> **Fragmento del documento**
☆ ☆ ☆ ☆

Estromatolitos: testigos del origen de la vida

Estructuras sedimentarias formadas por procesos metabólicos de bacterias fotosintéticas a lo largo del tiempo.

Sección: Biología

Autores: Nayelli Ayatzol Vidal Martínez y María Laura Navarro de la Fuente Facultad de Biología, Campus Xalapa. Universidad Veracruzana.

Hace aproximadamente cuatro mil seiscientos millones de años se formó la Tierra. Durante las primeras etapas, las altas temperaturas, la intensa actividad volcánica y una atmósfera primitiva con altos niveles de radiación ultravioleta parecían impedir el desarrollo de la vida. Sin embargo, hace alrededor de tres mil quinientos millones de años surgieron los primeros indicios de actividad biológica: estructuras sedimentarias formadas por microorganismos llamadas estromatolitos, consideradas entre los registros más antiguos de vida en el planeta y las cuales aún hoy existen en forma de fósiles vivientes.

☆ ☆ ☆ ☆

> **Datos para examinar**
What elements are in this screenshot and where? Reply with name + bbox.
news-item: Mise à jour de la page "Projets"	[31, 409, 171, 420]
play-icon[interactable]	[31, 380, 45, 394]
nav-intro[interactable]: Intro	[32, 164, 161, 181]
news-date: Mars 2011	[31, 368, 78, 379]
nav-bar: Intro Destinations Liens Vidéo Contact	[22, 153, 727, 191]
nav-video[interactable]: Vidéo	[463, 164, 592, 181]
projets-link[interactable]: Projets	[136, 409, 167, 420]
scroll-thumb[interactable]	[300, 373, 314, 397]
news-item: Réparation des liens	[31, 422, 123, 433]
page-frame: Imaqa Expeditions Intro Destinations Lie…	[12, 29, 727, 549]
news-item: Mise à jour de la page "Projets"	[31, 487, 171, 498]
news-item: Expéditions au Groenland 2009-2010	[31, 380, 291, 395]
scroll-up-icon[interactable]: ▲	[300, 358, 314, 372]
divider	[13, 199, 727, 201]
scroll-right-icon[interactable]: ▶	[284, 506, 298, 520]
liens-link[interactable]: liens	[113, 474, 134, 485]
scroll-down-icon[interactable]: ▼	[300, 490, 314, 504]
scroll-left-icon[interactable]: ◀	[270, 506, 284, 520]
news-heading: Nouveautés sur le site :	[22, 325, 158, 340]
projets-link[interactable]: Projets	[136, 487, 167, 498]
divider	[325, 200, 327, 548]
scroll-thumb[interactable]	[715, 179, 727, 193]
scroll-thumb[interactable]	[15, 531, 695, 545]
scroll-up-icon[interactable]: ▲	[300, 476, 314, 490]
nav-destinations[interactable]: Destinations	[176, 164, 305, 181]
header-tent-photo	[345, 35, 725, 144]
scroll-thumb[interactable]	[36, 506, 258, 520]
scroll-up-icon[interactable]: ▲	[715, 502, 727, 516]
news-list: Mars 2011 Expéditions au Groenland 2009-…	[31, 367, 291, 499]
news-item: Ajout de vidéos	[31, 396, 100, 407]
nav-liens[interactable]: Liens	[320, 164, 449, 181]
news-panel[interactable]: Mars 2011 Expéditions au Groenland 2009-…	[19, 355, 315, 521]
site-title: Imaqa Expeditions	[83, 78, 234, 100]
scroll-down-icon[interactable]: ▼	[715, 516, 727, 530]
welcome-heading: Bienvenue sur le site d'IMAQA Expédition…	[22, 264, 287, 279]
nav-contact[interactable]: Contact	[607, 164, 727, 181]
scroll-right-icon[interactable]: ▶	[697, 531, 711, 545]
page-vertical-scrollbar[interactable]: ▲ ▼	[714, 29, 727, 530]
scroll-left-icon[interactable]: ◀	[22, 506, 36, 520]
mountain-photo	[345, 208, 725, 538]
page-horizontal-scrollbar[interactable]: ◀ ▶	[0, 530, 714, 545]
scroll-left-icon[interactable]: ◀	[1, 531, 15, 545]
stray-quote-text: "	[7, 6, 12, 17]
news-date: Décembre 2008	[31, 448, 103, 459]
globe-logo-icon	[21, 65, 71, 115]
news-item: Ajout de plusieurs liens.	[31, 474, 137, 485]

☆ ☆ ☆ ☆

> **Actividad**
Prosigue el texto sobre los estromatolitos a partir de su última oración.

> **Resultado**
Durante gran parte del Arqueano y el Proterozoico, las bacterias fotosintéticas llamadas cianobacterias fueron los organismos procariontes dominantes en los océanos primitivos, importantes no solo por su antigüedad, sino también por su papel fundamental en la transformación química del planeta, ya que a través de la fotosíntesis liberaron oxígeno como producto metabólico. Este proceso, conocido como la Gran Oxidación, provocó un aumento de las concentraciones de oxígeno, lo que modificó la composición de la atmósfera y permitió la evolución de formas de vida más complejas, como los organismos eucariotas.

Los estromatolitos son estructuras sedimentarias laminadas que se han formado y continúan formándose por la actividad fotosintética de las cianobacterias. Estos microorganismos atrapan minerales presentes en el agua y favorecen la precipitación de carbonato de calcio (CaCO3), que forma capas sucesivas que se acumulan con el tiempo. Como resultado, se originan estructuras rocosas con diversas formas, como domos o columnas visibles tanto en el registro fósil como en ambientes actuales. La formación de los estromatolitos depende de factores ambientales como la temperatura, la salinidad, el balance de dióxido de carbono, las corrientes de agua, las características del sustrato y la propia actividad microbiana.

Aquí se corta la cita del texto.